Saved data entries
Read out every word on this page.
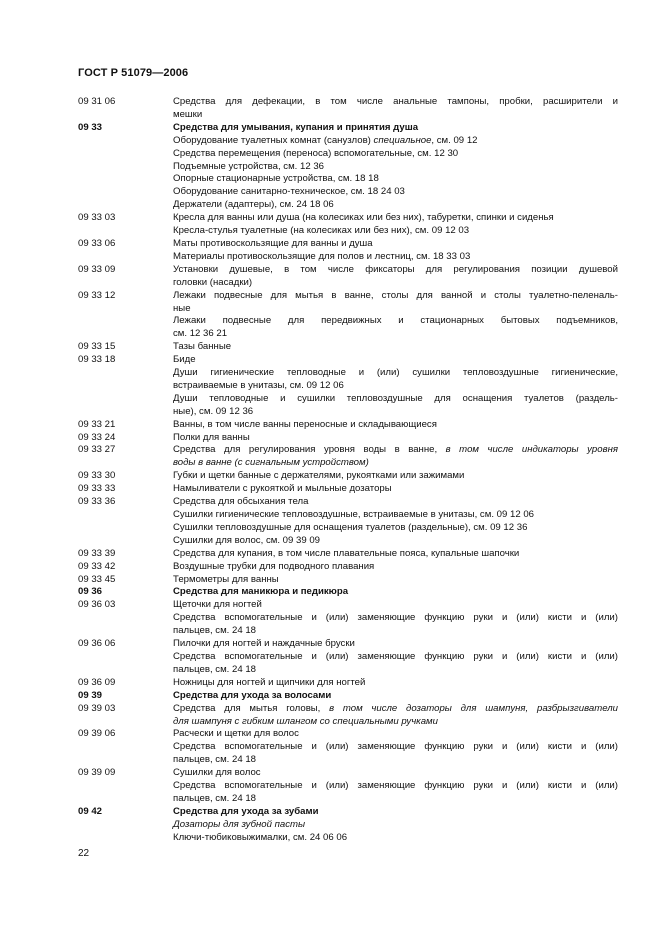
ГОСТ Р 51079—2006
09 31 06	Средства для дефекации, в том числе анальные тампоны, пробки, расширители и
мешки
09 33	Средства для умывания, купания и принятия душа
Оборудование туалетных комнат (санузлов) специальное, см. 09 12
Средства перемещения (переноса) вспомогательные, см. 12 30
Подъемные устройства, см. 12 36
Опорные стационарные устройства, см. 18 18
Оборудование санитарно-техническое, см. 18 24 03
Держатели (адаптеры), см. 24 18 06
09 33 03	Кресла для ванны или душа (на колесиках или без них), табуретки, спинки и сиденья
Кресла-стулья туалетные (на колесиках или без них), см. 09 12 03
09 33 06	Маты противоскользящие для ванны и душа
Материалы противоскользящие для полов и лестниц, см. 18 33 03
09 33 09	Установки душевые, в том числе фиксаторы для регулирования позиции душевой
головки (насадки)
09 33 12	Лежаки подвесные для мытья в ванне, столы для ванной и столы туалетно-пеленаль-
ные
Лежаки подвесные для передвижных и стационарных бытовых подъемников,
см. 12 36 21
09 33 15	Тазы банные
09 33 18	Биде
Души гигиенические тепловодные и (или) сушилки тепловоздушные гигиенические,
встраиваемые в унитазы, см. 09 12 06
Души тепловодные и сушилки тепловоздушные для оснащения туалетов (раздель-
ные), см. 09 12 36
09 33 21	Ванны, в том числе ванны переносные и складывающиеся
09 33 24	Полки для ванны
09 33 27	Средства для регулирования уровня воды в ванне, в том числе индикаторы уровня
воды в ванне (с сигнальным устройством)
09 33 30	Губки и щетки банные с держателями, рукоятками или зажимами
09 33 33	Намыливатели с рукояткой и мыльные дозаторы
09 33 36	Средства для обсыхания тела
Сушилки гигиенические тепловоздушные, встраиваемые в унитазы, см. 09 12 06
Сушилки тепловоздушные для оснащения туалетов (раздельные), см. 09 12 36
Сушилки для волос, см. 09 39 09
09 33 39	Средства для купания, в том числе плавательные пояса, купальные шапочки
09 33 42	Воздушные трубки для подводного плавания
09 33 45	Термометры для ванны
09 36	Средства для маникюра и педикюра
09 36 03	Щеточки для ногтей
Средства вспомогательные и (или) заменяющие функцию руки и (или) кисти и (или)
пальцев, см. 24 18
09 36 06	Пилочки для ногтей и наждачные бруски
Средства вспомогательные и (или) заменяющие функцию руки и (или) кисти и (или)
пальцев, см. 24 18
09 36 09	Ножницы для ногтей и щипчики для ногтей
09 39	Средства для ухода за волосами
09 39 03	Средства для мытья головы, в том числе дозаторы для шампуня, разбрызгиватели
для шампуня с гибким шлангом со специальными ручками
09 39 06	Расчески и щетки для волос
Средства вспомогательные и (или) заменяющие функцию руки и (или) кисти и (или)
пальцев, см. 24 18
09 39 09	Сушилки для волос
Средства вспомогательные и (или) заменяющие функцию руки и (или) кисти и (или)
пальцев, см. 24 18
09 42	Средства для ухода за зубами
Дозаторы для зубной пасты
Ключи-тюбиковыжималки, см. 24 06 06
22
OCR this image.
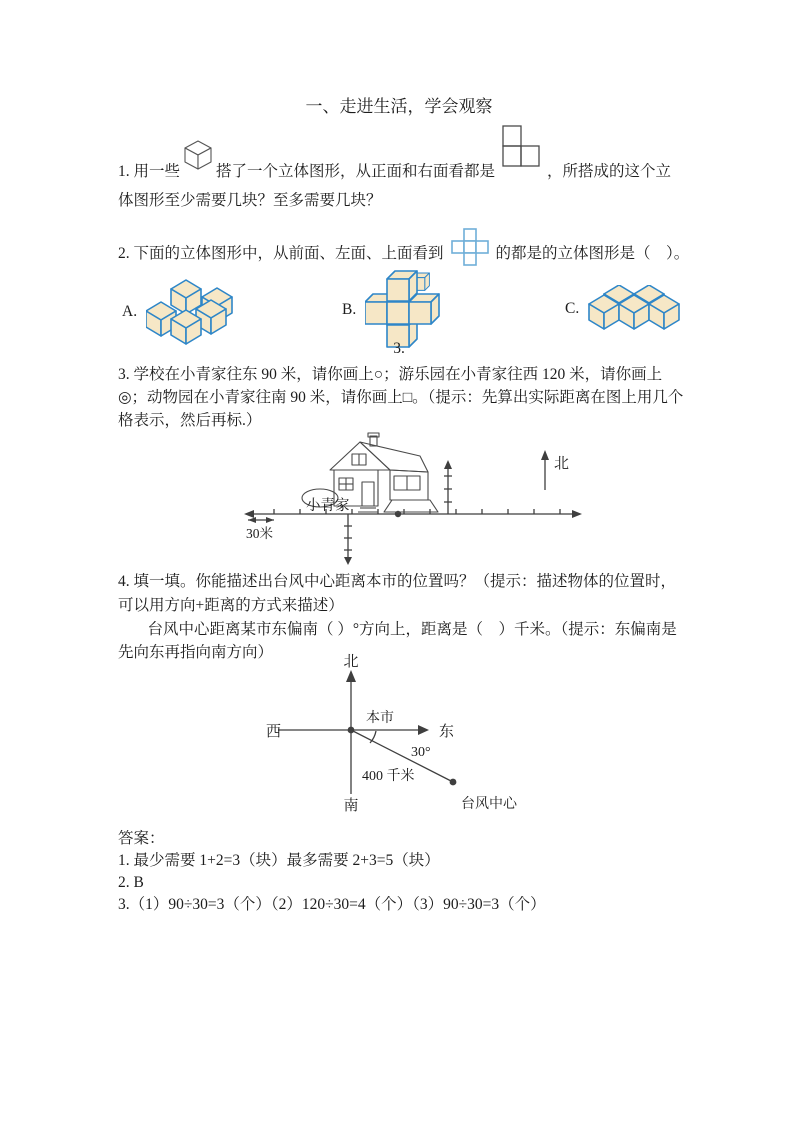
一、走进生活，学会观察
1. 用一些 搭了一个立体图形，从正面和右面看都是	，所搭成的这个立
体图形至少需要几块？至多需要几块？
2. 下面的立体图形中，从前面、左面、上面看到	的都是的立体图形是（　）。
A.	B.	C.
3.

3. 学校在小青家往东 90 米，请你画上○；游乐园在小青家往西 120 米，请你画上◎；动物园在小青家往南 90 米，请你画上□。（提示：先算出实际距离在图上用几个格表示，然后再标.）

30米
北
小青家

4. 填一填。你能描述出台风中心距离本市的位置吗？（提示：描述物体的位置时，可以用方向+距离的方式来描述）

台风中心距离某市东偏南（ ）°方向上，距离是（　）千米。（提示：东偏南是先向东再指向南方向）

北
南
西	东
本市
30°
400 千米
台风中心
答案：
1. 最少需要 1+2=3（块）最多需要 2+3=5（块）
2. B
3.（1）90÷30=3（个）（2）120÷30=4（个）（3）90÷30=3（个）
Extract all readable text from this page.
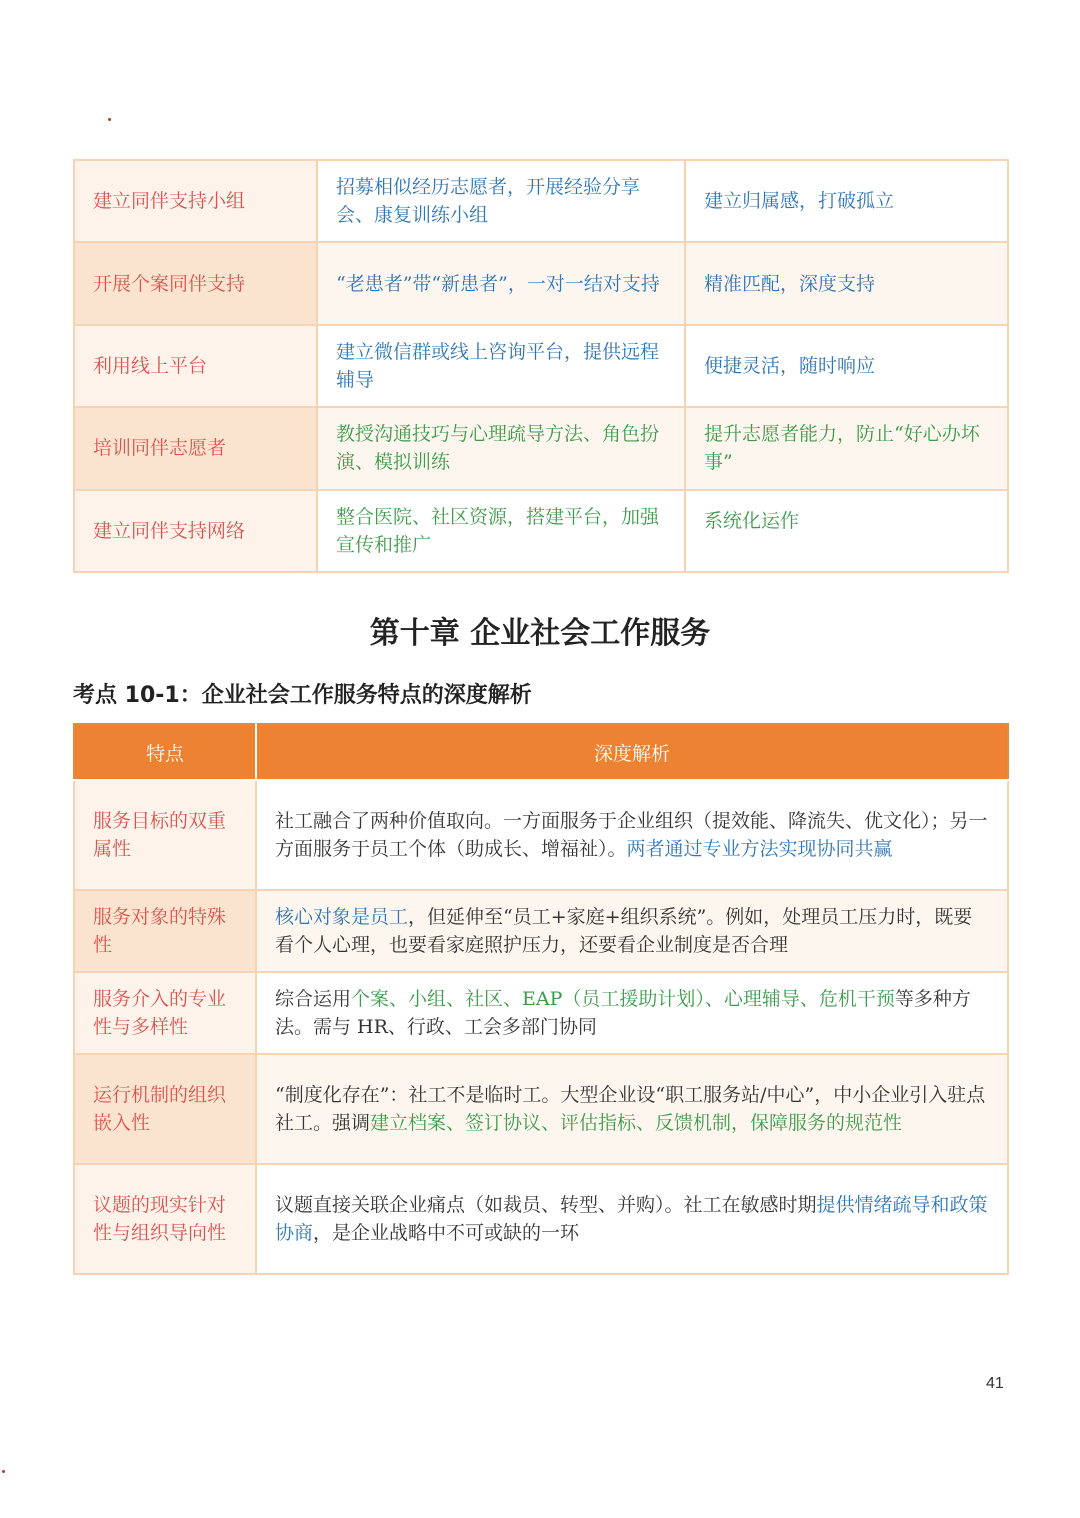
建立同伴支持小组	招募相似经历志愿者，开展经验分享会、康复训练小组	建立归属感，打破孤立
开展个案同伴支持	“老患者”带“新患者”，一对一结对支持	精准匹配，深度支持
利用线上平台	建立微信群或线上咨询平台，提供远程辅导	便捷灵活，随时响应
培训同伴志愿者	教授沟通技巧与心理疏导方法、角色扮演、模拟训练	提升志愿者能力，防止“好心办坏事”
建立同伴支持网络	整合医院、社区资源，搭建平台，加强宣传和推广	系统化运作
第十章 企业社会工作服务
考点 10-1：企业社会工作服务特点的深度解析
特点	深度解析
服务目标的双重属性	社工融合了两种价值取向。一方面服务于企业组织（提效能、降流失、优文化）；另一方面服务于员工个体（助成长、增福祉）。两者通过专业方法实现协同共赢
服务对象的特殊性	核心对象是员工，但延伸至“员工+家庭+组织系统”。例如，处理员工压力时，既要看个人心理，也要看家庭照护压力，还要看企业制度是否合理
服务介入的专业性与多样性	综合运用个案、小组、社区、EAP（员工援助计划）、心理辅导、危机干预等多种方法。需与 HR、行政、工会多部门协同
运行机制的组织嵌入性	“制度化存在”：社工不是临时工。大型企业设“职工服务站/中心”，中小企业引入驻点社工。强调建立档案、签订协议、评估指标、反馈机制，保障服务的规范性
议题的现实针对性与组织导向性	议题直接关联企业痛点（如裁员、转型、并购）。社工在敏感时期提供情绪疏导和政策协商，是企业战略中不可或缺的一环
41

TO DO
Reproduce the lines of the listing exactly, starting at the one that contains "OCR this image." and continuing through the final line, but leave out the pictures.

SOLUTION FOR THIS EXERCISE
OCR this image.
一、走进生活，学会观察
1. 用一些 搭了一个立体图形，从正面和右面看都是	，所搭成的这个立
体图形至少需要几块？至多需要几块？
2. 下面的立体图形中，从前面、左面、上面看到	的都是的立体图形是（　）。
A.	B.	C.
3.

3. 学校在小青家往东 90 米，请你画上○；游乐园在小青家往西 120 米，请你画上◎；动物园在小青家往南 90 米，请你画上□。（提示：先算出实际距离在图上用几个格表示，然后再标.）

30米
北
小青家

4. 填一填。你能描述出台风中心距离本市的位置吗？（提示：描述物体的位置时，可以用方向+距离的方式来描述）

台风中心距离某市东偏南（ ）°方向上，距离是（　）千米。（提示：东偏南是先向东再指向南方向）

北
南
西	东
本市
30°
400 千米
台风中心
答案：
1. 最少需要 1+2=3（块）最多需要 2+3=5（块）
2. B
3.（1）90÷30=3（个）（2）120÷30=4（个）（3）90÷30=3（个）
Extract all readable text from this page.
建立同伴支持小组	招募相似经历志愿者，开展经验分享会、康复训练小组	建立归属感，打破孤立
开展个案同伴支持	“老患者”带“新患者”，一对一结对支持	精准匹配，深度支持
利用线上平台	建立微信群或线上咨询平台，提供远程辅导	便捷灵活，随时响应
培训同伴志愿者	教授沟通技巧与心理疏导方法、角色扮演、模拟训练	提升志愿者能力，防止“好心办坏事”
建立同伴支持网络	整合医院、社区资源，搭建平台，加强宣传和推广	系统化运作
第十章 企业社会工作服务
考点 10-1：企业社会工作服务特点的深度解析
特点	深度解析
服务目标的双重属性	社工融合了两种价值取向。一方面服务于企业组织（提效能、降流失、优文化）；另一方面服务于员工个体（助成长、增福祉）。两者通过专业方法实现协同共赢
服务对象的特殊性	核心对象是员工，但延伸至“员工+家庭+组织系统”。例如，处理员工压力时，既要看个人心理，也要看家庭照护压力，还要看企业制度是否合理
服务介入的专业性与多样性	综合运用个案、小组、社区、EAP（员工援助计划）、心理辅导、危机干预等多种方法。需与 HR、行政、工会多部门协同
运行机制的组织嵌入性	“制度化存在”：社工不是临时工。大型企业设“职工服务站/中心”，中小企业引入驻点社工。强调建立档案、签订协议、评估指标、反馈机制，保障服务的规范性
议题的现实针对性与组织导向性	议题直接关联企业痛点（如裁员、转型、并购）。社工在敏感时期提供情绪疏导和政策协商，是企业战略中不可或缺的一环
41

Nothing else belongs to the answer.